▶ Data in this exercise
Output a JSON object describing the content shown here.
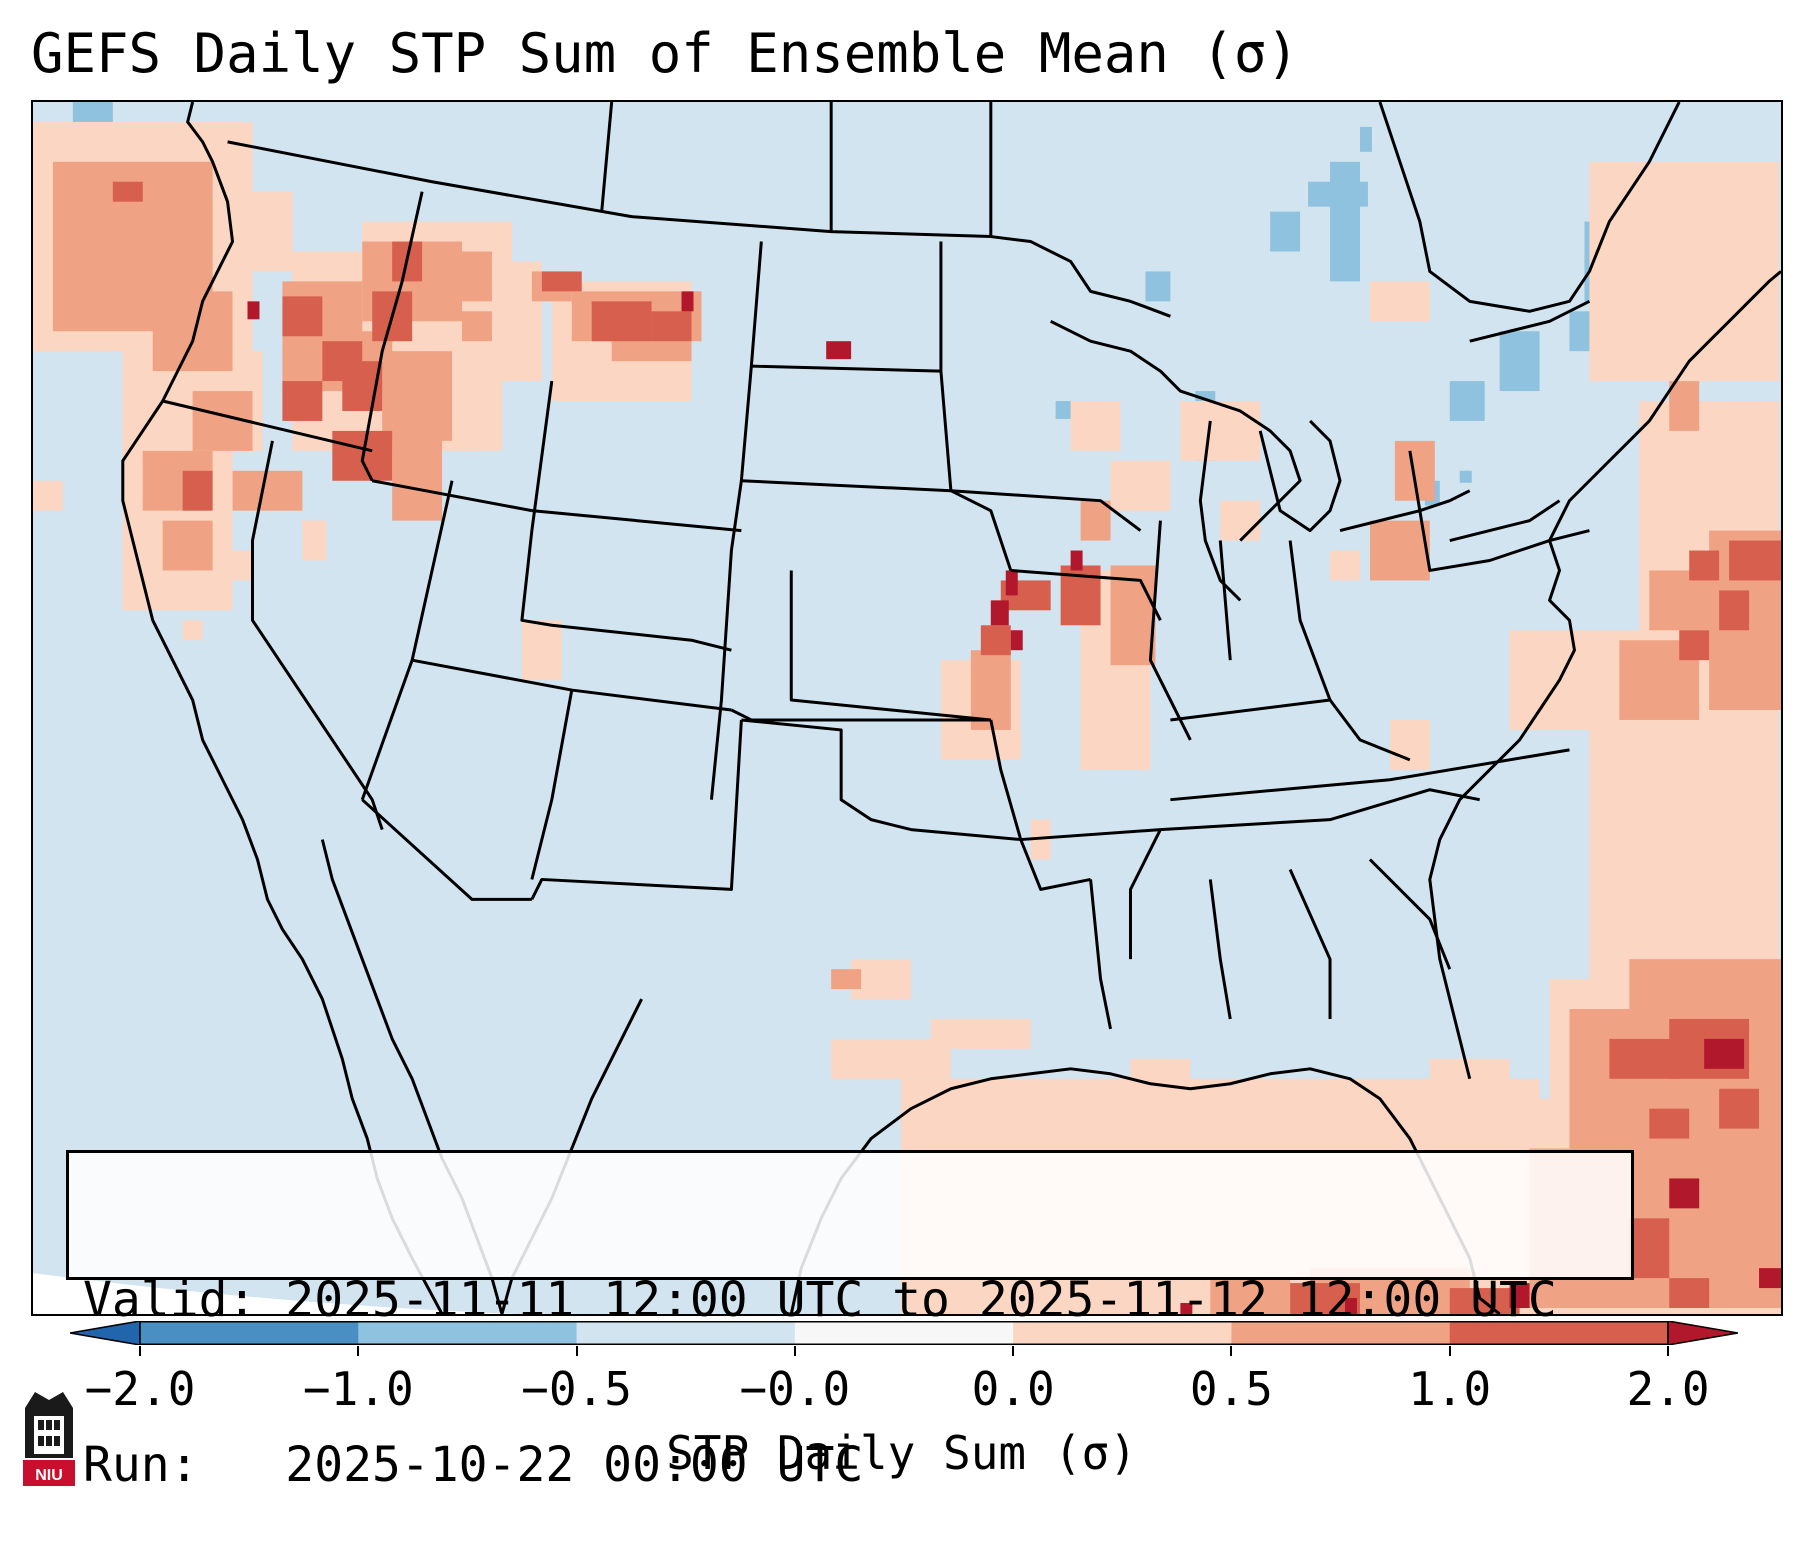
{
  "title": "GEFS Daily STP Sum of Ensemble Mean (σ)",
  "info": {
    "valid_line": "Valid: 2025-11-11 12:00 UTC to 2025-11-12 12:00 UTC",
    "run_line": "Run:   2025-10-22 00:00 UTC"
  },
  "colorbar": {
    "label": "STP Daily Sum (σ)",
    "ticks": [
      "−2.0",
      "−1.0",
      "−0.5",
      "−0.0",
      "0.0",
      "0.5",
      "1.0",
      "2.0"
    ],
    "colors": [
      "#4a8fc4",
      "#8fc2de",
      "#d2e4f0",
      "#f7f7f7",
      "#fbd6c2",
      "#f0a285",
      "#d6604d",
      "#b2182b"
    ]
  },
  "logo": {
    "text": "NIU",
    "brand_color": "#c8102e"
  },
  "map": {
    "region": "Continental United States",
    "background_color": "#d2e4f0",
    "field_colors": {
      "light_positive": "#fbd6c2",
      "moderate_positive": "#f0a285",
      "strong_positive": "#d6604d",
      "extreme_positive": "#b2182b",
      "light_negative": "#8fc2de"
    }
  }
}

▶ Stated exercise
Tally how many lines of the data include the word "Daily". Write the number and nothing else.

▶ Answer for the task
2